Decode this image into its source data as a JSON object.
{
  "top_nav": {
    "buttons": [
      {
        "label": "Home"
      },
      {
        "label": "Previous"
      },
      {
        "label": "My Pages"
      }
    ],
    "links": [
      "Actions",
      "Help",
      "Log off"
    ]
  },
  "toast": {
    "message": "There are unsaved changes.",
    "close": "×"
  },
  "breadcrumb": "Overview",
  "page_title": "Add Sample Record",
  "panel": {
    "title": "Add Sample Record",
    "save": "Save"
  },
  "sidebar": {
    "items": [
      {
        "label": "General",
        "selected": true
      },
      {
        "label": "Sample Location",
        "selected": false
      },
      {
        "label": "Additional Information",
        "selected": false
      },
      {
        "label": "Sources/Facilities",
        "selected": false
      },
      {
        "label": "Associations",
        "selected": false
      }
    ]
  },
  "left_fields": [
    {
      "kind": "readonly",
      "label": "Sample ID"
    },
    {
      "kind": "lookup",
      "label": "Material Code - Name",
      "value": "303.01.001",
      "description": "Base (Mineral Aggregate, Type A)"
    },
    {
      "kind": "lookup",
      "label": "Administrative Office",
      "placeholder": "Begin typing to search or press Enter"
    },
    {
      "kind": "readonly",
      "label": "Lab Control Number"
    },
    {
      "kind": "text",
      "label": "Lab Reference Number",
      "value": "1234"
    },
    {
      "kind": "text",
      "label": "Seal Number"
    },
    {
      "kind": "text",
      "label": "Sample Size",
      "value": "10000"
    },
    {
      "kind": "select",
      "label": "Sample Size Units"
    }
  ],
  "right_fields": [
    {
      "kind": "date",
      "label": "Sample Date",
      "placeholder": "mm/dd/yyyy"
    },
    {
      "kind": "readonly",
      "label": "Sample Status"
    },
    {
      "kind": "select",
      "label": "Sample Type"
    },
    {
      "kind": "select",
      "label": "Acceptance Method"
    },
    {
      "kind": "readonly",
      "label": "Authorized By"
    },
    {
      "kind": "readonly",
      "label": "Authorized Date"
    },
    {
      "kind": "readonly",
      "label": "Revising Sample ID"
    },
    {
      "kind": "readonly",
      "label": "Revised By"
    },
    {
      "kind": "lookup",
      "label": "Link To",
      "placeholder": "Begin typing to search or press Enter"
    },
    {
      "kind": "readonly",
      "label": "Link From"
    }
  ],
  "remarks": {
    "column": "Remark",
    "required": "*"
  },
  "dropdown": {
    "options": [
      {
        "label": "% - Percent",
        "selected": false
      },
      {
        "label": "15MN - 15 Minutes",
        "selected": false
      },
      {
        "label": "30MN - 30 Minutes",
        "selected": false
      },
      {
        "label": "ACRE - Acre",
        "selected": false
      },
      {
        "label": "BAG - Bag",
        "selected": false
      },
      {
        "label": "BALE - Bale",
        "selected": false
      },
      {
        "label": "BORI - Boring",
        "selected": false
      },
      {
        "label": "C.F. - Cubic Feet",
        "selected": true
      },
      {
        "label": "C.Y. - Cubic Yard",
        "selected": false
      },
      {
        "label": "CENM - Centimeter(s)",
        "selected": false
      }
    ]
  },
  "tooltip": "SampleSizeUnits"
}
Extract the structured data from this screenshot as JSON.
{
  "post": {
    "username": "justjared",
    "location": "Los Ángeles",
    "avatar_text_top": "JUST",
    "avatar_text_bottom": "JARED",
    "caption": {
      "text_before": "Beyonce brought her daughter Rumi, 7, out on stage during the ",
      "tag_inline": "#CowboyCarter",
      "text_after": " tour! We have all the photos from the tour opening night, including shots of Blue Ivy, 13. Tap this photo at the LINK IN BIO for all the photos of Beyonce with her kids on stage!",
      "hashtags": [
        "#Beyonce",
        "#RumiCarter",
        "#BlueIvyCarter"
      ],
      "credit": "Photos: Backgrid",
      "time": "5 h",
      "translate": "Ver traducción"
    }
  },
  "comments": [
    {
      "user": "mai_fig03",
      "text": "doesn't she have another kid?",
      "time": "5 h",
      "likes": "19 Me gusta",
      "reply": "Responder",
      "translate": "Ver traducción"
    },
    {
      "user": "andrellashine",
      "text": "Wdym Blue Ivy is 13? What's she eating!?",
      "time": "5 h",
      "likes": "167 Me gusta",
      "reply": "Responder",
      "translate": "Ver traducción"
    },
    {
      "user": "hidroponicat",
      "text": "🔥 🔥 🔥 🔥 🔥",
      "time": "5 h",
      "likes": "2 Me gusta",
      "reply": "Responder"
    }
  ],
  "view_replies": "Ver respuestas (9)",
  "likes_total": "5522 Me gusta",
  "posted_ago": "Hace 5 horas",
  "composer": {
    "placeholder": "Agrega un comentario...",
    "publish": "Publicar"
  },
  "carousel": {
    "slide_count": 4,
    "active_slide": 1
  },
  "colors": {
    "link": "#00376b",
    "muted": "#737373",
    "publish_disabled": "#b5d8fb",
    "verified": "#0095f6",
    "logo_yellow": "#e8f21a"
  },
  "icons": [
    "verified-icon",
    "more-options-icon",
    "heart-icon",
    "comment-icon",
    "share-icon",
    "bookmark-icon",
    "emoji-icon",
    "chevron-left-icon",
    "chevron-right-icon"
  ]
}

---------------

TASK REQUIREMENTS: Of the lines in this listing, how many contain "Type"? Reply with the number and nothing more.

TASK ANSWER: 2